▶ [What to do]
Go through the records below line by line, counting those that contain the word "Trinidadians"; answer with the count only.

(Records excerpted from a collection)
# # # # # # #
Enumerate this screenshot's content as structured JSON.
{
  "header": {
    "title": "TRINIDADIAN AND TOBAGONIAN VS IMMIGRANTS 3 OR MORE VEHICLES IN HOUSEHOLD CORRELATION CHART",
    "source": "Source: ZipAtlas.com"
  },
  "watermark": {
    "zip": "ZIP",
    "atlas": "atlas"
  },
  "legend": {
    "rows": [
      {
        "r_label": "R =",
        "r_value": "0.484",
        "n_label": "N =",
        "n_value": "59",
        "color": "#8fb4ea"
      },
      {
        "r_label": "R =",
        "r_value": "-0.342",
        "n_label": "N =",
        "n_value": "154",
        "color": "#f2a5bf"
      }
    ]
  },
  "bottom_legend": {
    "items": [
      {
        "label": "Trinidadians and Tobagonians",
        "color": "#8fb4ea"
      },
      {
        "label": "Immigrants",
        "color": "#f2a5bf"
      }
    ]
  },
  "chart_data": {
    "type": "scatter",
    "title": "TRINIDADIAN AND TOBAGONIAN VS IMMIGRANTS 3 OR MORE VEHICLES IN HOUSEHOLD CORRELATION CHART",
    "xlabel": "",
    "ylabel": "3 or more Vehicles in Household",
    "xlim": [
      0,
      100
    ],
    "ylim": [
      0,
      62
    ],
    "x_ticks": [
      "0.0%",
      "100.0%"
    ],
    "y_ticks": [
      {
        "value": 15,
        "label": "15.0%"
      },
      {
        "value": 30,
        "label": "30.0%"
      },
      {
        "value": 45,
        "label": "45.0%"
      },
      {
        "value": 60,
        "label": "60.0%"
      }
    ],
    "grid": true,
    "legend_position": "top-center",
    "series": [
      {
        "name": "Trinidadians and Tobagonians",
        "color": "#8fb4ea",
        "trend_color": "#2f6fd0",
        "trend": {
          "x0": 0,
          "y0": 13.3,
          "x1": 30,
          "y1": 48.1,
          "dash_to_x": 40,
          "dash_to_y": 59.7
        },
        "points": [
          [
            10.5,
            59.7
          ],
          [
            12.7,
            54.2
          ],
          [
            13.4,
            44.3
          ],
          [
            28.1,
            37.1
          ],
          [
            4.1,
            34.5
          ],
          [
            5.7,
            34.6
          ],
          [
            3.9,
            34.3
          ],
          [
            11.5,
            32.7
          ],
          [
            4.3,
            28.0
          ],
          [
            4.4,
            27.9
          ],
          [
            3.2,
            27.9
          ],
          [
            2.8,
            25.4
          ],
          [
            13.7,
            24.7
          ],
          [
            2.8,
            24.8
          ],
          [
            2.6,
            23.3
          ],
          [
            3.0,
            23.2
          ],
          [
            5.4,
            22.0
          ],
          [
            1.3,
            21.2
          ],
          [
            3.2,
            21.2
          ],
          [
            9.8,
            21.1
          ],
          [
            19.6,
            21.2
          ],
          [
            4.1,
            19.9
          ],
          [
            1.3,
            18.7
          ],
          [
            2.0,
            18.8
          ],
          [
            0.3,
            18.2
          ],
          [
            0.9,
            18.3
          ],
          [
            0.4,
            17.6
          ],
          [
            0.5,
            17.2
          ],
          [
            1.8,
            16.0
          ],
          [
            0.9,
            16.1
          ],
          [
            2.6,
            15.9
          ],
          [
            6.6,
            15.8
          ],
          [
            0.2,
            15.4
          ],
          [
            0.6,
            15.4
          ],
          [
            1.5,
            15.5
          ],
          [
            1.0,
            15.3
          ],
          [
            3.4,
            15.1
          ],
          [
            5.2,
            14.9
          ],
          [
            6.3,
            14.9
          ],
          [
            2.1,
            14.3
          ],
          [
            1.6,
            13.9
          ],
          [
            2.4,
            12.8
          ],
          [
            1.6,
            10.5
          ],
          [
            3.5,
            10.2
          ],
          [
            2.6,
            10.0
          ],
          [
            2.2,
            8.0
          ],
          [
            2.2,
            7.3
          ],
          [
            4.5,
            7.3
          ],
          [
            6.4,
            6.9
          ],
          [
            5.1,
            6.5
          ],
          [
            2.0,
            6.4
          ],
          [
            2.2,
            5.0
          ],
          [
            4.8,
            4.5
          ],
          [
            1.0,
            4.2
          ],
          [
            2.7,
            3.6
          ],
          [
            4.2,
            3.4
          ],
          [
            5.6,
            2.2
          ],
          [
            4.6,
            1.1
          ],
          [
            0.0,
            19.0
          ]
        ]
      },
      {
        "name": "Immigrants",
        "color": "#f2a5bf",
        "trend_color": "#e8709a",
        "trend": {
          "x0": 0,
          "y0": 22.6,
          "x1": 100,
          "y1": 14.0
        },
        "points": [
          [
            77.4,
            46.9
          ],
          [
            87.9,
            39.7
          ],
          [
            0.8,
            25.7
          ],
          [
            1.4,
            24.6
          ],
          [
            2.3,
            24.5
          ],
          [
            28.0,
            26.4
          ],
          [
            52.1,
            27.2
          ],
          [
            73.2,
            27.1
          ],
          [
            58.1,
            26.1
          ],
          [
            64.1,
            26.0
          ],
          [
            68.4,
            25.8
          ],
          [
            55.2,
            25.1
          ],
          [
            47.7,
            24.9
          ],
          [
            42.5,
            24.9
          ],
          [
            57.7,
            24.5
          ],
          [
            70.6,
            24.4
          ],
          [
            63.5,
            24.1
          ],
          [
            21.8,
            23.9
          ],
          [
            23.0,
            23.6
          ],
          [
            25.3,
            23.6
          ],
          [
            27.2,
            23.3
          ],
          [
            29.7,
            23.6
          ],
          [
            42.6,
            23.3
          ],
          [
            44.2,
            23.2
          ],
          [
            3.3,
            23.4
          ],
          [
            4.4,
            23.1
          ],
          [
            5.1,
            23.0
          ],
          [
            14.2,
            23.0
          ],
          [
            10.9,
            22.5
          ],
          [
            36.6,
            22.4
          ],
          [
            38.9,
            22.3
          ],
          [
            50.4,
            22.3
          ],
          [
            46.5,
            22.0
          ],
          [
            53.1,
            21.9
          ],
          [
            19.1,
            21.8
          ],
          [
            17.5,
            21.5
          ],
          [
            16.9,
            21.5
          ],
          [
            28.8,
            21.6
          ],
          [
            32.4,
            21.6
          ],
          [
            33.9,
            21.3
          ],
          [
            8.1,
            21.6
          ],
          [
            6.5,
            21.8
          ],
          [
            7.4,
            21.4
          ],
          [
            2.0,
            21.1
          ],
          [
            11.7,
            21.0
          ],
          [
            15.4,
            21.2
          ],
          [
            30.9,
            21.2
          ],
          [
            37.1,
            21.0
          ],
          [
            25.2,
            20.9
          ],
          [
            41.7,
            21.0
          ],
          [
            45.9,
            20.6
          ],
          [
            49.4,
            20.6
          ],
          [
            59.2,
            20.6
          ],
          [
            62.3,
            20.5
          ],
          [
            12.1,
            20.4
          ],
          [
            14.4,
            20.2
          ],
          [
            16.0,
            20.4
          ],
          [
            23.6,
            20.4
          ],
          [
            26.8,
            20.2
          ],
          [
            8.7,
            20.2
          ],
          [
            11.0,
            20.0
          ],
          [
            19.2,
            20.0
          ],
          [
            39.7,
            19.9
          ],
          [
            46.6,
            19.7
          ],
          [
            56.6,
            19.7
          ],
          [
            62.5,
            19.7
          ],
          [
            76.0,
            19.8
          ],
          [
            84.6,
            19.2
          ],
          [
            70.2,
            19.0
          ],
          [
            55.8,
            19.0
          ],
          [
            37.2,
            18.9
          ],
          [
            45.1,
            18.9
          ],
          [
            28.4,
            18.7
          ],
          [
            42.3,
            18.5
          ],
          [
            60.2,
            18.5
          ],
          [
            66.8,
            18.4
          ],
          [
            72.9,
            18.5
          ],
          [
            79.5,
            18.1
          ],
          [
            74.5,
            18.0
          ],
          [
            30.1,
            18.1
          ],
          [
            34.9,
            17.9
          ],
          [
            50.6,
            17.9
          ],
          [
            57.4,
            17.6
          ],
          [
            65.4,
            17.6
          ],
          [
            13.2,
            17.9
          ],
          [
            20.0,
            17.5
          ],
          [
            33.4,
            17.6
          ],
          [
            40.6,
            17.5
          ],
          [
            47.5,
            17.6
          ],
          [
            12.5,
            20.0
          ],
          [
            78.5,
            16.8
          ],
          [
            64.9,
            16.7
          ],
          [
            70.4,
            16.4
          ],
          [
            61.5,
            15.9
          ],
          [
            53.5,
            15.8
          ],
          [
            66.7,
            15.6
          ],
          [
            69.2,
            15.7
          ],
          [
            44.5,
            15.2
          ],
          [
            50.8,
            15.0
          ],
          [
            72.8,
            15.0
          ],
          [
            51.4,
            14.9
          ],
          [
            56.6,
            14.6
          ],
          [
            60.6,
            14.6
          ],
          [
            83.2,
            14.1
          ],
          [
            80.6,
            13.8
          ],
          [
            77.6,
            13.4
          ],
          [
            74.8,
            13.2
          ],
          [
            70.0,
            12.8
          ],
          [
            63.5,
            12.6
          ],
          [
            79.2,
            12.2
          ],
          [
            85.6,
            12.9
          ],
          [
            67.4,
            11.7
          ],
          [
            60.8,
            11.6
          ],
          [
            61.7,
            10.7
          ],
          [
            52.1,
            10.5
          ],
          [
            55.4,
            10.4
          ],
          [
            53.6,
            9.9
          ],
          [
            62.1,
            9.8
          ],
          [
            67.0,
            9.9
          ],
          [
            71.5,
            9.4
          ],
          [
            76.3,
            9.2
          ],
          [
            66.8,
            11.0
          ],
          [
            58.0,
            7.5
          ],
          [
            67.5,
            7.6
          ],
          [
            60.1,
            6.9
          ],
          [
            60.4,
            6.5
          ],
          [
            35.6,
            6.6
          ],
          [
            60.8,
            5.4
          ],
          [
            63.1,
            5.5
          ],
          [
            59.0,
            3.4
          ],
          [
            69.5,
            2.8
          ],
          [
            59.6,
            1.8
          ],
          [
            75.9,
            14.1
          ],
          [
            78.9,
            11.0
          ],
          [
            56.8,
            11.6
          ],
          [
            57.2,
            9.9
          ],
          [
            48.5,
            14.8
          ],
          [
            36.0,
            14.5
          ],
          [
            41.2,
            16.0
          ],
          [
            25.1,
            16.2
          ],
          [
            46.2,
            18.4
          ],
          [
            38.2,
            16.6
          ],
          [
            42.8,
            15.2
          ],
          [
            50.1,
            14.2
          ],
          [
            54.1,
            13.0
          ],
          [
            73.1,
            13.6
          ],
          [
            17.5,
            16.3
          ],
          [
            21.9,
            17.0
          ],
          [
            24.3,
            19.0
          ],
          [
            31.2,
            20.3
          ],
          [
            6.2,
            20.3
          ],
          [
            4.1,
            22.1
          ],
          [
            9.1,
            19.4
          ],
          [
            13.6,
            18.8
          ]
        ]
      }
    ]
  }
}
# # # # # # #
▶ [Worked answer]
2